Written instruction >>
Copy whichever lines contain the string "serve".

Provided data >>
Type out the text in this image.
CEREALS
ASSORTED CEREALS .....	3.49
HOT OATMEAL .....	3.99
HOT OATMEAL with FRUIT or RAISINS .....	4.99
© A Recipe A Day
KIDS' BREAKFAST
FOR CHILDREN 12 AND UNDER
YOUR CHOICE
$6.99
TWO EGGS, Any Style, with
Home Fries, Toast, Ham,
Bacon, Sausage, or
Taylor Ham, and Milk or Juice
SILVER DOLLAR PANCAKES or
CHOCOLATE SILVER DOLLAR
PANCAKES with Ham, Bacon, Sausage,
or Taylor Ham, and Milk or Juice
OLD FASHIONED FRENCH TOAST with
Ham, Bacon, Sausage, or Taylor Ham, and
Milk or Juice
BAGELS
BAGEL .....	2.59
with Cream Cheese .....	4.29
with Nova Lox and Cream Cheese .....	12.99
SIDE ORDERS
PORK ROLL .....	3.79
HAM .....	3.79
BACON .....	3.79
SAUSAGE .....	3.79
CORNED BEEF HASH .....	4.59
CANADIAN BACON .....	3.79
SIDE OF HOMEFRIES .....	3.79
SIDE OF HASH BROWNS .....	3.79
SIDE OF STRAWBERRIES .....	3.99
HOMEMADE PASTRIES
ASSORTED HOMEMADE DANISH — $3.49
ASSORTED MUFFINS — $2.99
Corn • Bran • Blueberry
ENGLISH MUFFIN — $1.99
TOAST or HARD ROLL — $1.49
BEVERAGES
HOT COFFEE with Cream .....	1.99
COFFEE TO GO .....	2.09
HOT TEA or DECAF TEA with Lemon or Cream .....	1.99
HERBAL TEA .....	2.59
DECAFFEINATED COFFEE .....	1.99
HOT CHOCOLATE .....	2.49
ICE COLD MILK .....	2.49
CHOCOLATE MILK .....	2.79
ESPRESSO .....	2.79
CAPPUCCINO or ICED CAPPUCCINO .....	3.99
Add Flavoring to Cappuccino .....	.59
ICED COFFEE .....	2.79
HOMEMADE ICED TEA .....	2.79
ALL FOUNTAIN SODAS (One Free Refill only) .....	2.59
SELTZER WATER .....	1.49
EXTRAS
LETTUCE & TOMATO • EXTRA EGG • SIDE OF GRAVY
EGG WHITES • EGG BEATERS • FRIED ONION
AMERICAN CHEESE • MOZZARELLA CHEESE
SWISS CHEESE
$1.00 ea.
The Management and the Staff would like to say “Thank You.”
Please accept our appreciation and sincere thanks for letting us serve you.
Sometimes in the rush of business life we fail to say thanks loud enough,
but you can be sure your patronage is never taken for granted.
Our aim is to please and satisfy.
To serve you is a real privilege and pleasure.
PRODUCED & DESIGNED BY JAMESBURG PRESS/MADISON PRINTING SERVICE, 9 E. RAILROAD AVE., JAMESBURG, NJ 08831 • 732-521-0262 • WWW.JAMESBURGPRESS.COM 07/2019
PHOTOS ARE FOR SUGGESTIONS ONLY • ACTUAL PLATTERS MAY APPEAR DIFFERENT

Response below >>
Please accept our appreciation and sincere thanks for letting us serve you.
To serve you is a real privilege and pleasure.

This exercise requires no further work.